What the task asks: Emit the line that holds "Transcribe the text in this document." and all lines following it through the end of the data, verbatim, and nothing else.

Record list:
** start **

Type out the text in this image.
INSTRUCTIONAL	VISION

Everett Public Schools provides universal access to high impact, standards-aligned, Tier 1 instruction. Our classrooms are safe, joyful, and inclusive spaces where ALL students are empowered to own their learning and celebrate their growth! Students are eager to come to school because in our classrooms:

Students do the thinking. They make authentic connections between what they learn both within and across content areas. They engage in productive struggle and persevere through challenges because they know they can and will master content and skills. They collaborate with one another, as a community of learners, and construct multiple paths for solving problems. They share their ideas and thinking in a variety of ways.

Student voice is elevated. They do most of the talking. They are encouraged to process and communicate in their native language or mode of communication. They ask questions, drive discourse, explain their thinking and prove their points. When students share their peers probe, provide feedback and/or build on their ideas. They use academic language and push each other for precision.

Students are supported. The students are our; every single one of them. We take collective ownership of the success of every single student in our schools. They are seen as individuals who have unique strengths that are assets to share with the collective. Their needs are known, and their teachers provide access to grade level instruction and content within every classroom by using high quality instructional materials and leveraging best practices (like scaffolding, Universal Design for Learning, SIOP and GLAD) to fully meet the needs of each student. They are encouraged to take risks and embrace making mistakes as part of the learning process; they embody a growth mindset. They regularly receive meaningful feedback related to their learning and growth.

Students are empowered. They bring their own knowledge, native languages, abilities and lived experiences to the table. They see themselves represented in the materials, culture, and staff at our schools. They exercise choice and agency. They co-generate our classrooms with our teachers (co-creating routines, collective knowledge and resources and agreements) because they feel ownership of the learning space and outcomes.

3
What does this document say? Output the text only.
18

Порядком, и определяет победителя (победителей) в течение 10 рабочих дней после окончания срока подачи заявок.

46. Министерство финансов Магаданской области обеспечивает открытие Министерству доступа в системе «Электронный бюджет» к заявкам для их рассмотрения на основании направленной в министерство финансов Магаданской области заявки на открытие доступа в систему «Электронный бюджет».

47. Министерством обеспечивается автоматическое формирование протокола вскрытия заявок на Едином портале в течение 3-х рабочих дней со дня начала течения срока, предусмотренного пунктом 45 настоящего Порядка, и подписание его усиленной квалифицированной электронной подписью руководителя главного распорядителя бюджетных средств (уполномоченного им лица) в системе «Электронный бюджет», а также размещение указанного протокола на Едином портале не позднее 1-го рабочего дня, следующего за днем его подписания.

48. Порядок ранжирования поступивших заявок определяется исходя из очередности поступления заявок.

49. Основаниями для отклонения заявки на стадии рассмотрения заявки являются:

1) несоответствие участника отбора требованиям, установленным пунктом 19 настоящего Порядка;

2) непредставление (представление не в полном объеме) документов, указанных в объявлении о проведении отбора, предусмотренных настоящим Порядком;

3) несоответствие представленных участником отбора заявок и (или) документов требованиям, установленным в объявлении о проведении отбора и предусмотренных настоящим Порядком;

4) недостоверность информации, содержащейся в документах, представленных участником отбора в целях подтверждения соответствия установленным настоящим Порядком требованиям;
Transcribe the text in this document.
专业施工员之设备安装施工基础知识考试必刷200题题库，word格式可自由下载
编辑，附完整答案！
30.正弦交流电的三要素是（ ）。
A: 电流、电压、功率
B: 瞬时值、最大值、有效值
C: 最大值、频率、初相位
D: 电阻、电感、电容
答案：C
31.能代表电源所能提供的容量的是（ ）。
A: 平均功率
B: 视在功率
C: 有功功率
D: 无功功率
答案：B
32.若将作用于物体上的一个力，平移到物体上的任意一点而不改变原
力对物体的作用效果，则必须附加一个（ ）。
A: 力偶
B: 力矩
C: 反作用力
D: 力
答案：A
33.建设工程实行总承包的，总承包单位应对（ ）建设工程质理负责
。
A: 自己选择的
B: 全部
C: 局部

** end **

The answer:
Transcribe the text in this document.
专业施工员之设备安装施工基础知识考试必刷200题题库，word格式可自由下载
编辑，附完整答案！
30.正弦交流电的三要素是（ ）。
A: 电流、电压、功率
B: 瞬时值、最大值、有效值
C: 最大值、频率、初相位
D: 电阻、电感、电容
答案：C
31.能代表电源所能提供的容量的是（ ）。
A: 平均功率
B: 视在功率
C: 有功功率
D: 无功功率
答案：B
32.若将作用于物体上的一个力，平移到物体上的任意一点而不改变原
力对物体的作用效果，则必须附加一个（ ）。
A: 力偶
B: 力矩
C: 反作用力
D: 力
答案：A
33.建设工程实行总承包的，总承包单位应对（ ）建设工程质理负责
。
A: 自己选择的
B: 全部
C: 局部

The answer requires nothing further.